Copy the listing word for word, from its first line through the line containing "wind-barb [618,344,656,358]".

━━━━━ Dataset extract ━━━━━

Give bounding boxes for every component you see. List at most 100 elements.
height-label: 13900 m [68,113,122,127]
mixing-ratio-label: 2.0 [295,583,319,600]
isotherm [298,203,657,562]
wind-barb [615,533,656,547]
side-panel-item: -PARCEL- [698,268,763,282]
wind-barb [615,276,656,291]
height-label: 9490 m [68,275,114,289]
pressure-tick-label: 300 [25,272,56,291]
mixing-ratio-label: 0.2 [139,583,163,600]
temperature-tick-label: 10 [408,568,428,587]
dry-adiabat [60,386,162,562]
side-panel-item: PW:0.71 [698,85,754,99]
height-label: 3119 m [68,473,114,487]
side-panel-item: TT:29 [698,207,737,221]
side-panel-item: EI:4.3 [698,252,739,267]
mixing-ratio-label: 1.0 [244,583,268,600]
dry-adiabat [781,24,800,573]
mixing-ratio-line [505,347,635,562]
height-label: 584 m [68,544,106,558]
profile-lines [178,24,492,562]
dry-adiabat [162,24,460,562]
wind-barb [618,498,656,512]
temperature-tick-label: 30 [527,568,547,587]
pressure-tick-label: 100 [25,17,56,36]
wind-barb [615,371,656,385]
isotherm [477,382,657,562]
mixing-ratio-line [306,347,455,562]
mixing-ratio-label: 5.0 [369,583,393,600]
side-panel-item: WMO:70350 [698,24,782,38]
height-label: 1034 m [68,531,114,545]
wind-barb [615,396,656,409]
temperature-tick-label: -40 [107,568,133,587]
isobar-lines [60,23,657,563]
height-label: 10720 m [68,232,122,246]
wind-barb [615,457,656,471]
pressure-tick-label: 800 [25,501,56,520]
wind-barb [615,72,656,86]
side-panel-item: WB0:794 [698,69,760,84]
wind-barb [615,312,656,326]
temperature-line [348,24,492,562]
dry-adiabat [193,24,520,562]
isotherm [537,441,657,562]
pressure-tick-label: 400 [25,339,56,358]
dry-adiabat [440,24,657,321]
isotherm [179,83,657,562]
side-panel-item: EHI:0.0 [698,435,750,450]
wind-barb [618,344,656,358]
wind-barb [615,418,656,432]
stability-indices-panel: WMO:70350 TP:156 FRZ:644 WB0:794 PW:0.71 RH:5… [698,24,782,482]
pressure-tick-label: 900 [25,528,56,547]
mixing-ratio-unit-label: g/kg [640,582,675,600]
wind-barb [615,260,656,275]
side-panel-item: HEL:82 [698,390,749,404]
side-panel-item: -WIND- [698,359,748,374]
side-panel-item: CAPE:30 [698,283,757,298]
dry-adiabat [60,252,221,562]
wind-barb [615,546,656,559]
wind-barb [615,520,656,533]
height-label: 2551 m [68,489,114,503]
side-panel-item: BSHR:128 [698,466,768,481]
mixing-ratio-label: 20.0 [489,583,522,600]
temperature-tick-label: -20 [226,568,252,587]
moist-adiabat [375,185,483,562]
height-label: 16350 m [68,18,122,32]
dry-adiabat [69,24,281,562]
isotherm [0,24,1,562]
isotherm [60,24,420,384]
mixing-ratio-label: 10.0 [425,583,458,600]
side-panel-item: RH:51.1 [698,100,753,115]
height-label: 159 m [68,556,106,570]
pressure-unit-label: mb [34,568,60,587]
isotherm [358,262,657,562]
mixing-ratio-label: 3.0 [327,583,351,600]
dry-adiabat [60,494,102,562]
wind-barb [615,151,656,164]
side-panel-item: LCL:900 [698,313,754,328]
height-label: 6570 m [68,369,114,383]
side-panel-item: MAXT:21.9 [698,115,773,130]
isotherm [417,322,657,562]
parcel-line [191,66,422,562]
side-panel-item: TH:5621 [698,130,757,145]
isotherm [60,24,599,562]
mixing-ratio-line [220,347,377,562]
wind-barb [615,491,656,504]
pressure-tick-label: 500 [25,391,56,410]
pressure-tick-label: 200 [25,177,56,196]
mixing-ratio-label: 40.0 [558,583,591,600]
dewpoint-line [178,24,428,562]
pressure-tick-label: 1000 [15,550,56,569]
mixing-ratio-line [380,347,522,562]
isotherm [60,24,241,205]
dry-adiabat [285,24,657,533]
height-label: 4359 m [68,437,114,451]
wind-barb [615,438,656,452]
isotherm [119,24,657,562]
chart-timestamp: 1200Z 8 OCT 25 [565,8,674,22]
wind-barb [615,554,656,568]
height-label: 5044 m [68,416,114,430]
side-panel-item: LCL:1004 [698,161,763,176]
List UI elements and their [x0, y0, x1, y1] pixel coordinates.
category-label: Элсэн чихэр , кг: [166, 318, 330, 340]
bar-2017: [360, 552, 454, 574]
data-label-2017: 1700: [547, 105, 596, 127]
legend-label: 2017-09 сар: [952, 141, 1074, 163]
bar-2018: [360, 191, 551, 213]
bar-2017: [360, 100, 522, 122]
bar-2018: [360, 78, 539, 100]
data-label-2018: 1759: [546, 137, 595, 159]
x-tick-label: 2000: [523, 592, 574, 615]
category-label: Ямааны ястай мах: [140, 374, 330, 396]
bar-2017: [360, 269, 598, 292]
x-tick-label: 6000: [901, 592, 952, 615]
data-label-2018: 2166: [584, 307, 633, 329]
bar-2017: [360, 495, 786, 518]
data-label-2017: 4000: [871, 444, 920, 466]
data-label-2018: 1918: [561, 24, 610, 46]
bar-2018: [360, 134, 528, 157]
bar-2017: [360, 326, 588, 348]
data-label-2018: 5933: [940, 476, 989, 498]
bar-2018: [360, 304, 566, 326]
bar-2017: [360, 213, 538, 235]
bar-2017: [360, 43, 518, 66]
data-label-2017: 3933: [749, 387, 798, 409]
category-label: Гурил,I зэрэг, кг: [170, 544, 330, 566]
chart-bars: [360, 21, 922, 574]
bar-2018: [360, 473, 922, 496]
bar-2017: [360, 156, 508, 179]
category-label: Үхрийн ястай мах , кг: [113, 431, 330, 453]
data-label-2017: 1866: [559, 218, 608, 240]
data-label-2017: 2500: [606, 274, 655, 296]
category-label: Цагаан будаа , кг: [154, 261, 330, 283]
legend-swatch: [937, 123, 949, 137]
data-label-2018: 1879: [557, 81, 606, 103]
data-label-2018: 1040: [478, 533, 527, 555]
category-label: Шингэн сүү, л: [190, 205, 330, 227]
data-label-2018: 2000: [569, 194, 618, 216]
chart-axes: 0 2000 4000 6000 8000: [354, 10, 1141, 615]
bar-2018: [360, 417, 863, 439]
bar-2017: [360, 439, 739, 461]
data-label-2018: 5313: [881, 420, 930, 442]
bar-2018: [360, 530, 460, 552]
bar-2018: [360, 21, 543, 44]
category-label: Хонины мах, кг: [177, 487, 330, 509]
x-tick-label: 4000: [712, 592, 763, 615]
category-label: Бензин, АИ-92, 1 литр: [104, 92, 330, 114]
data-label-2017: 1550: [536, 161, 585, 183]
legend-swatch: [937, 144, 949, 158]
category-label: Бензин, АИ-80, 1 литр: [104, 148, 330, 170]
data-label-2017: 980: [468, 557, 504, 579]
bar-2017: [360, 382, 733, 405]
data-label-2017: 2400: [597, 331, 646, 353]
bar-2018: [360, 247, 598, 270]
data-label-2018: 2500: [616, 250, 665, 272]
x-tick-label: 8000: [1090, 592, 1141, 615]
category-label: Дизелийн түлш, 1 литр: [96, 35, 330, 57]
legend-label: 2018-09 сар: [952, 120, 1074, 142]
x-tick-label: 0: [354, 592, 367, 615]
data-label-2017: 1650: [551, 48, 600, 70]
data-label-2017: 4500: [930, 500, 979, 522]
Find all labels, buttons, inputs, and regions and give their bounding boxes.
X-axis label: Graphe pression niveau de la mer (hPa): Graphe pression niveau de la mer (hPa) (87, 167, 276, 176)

━━━━━

- Final result:
Give bounding boxes for every component you see. List at most 100 elements.
height-label: 13900 m [68,113,122,127]
mixing-ratio-label: 2.0 [295,583,319,600]
isotherm [298,203,657,562]
wind-barb [615,533,656,547]
side-panel-item: -PARCEL- [698,268,763,282]
wind-barb [615,276,656,291]
height-label: 9490 m [68,275,114,289]
pressure-tick-label: 300 [25,272,56,291]
mixing-ratio-label: 0.2 [139,583,163,600]
temperature-tick-label: 10 [408,568,428,587]
dry-adiabat [60,386,162,562]
side-panel-item: PW:0.71 [698,85,754,99]
height-label: 3119 m [68,473,114,487]
side-panel-item: TT:29 [698,207,737,221]
side-panel-item: EI:4.3 [698,252,739,267]
mixing-ratio-label: 1.0 [244,583,268,600]
dry-adiabat [781,24,800,573]
mixing-ratio-line [505,347,635,562]
height-label: 584 m [68,544,106,558]
profile-lines [178,24,492,562]
dry-adiabat [162,24,460,562]
wind-barb [618,498,656,512]
temperature-tick-label: 30 [527,568,547,587]
pressure-tick-label: 100 [25,17,56,36]
wind-barb [615,371,656,385]
isotherm [477,382,657,562]
mixing-ratio-line [306,347,455,562]
mixing-ratio-label: 5.0 [369,583,393,600]
side-panel-item: WMO:70350 [698,24,782,38]
height-label: 1034 m [68,531,114,545]
wind-barb [615,396,656,409]
temperature-tick-label: -40 [107,568,133,587]
isobar-lines [60,23,657,563]
height-label: 10720 m [68,232,122,246]
wind-barb [615,457,656,471]
pressure-tick-label: 800 [25,501,56,520]
wind-barb [615,72,656,86]
side-panel-item: WB0:794 [698,69,760,84]
wind-barb [615,312,656,326]
temperature-line [348,24,492,562]
dry-adiabat [193,24,520,562]
isotherm [537,441,657,562]
pressure-tick-label: 400 [25,339,56,358]
dry-adiabat [440,24,657,321]
isotherm [179,83,657,562]
side-panel-item: EHI:0.0 [698,435,750,450]
wind-barb [618,344,656,358]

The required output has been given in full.